_WRITTEN INSTRUCTION_
Quote the records in full and leave their pictures out.

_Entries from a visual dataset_
** Begin **

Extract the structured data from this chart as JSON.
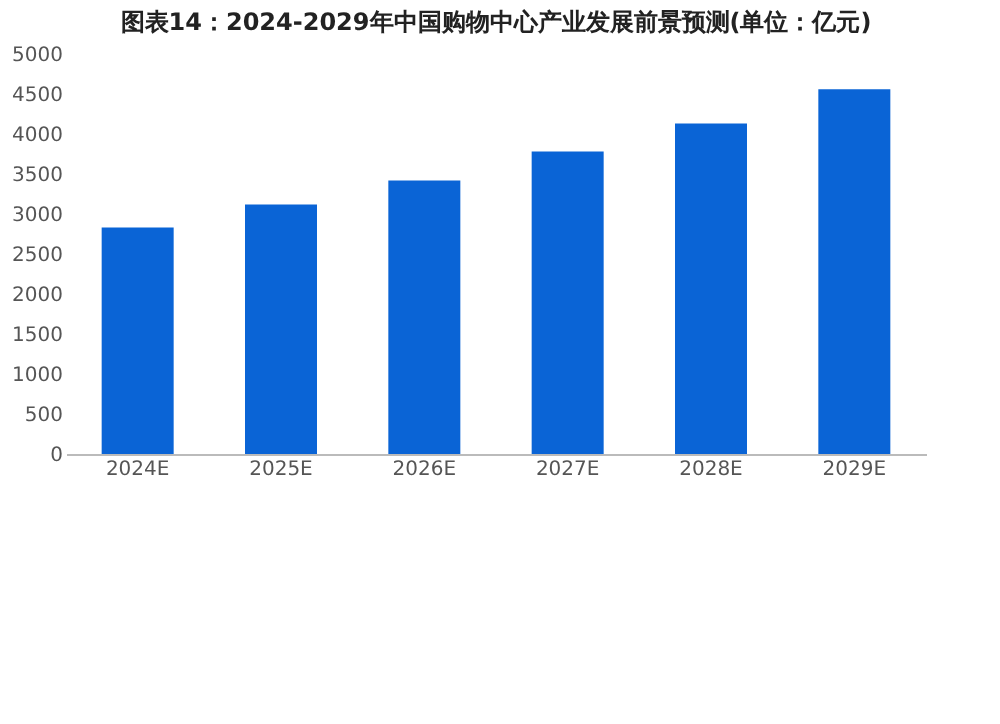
{
  "chart_data": {
    "type": "bar",
    "title": "图表14：2024-2029年中国购物中心产业发展前景预测(单位：亿元)",
    "categories": [
      "2024E",
      "2025E",
      "2026E",
      "2027E",
      "2028E",
      "2029E"
    ],
    "values": [
      2830,
      3120,
      3420,
      3780,
      4130,
      4560
    ],
    "color": "#0a64d6",
    "ylim": [
      0,
      5000
    ],
    "yticks": [
      0,
      500,
      1000,
      1500,
      2000,
      2500,
      3000,
      3500,
      4000,
      4500,
      5000
    ],
    "grid": false
  }
}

** End **

_ANSWER FOR THIS EXERCISE_
Extract the structured data from this chart as JSON.
{
  "chart_data": {
    "type": "bar",
    "title": "图表14：2024-2029年中国购物中心产业发展前景预测(单位：亿元)",
    "categories": [
      "2024E",
      "2025E",
      "2026E",
      "2027E",
      "2028E",
      "2029E"
    ],
    "values": [
      2830,
      3120,
      3420,
      3780,
      4130,
      4560
    ],
    "color": "#0a64d6",
    "ylim": [
      0,
      5000
    ],
    "yticks": [
      0,
      500,
      1000,
      1500,
      2000,
      2500,
      3000,
      3500,
      4000,
      4500,
      5000
    ],
    "grid": false
  }
}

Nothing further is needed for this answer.